## What you need to do
Each line containing the word "设计意图" must be collected.

## Recorded information
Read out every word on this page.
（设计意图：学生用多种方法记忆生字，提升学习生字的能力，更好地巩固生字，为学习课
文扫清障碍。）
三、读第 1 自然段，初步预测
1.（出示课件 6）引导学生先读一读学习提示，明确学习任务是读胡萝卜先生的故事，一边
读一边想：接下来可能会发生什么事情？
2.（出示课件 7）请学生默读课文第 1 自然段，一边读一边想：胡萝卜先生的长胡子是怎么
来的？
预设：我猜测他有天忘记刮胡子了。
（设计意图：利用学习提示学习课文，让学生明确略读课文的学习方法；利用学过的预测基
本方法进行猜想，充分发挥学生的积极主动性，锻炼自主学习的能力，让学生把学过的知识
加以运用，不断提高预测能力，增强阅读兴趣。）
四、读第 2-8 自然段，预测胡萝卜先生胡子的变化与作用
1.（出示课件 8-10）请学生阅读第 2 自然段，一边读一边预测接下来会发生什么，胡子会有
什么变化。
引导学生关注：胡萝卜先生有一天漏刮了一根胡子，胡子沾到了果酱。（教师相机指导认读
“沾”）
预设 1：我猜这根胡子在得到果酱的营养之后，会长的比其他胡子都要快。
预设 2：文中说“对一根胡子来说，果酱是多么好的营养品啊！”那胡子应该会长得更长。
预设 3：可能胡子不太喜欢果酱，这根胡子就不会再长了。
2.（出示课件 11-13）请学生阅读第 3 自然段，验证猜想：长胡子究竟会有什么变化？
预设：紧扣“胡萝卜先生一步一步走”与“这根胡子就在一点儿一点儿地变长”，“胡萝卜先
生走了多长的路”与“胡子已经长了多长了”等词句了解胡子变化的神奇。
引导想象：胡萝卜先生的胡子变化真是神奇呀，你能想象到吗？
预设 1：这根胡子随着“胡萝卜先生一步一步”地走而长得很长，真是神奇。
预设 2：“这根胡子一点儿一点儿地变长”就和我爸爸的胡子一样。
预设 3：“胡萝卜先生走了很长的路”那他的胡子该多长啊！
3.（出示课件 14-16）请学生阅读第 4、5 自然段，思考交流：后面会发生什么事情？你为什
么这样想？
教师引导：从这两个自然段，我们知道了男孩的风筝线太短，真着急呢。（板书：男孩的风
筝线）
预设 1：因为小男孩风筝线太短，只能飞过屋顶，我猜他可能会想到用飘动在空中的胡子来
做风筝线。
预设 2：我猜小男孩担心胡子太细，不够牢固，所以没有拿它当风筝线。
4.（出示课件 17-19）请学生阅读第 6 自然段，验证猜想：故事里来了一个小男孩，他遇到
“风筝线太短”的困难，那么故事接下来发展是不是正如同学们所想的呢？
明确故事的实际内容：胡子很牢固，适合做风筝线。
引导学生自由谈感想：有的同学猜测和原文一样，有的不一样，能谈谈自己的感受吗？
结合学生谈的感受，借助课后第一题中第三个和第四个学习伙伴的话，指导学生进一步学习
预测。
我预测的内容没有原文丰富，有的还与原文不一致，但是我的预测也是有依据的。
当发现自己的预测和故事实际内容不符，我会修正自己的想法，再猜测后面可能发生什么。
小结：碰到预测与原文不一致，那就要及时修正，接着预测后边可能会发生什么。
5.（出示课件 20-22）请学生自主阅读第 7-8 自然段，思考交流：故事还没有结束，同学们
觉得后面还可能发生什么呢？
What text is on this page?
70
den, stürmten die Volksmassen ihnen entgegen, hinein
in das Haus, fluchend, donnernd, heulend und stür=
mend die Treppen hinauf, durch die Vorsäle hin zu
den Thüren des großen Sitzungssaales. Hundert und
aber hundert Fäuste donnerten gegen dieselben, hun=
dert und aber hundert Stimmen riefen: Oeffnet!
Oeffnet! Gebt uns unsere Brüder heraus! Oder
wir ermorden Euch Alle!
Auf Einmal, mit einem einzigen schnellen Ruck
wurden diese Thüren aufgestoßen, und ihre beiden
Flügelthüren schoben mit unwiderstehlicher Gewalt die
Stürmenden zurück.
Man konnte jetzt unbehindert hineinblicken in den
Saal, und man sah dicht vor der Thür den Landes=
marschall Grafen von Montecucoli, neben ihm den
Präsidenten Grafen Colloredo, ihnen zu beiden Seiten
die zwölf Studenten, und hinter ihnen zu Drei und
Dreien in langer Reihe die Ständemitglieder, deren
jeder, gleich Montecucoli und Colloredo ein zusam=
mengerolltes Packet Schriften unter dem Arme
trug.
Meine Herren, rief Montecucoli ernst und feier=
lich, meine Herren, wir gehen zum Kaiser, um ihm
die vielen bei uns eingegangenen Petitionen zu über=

## Full solution
（设计意图：学生用多种方法记忆生字，提升学习生字的能力，更好地巩固生字，为学习课
（设计意图：利用学习提示学习课文，让学生明确略读课文的学习方法；利用学过的预测基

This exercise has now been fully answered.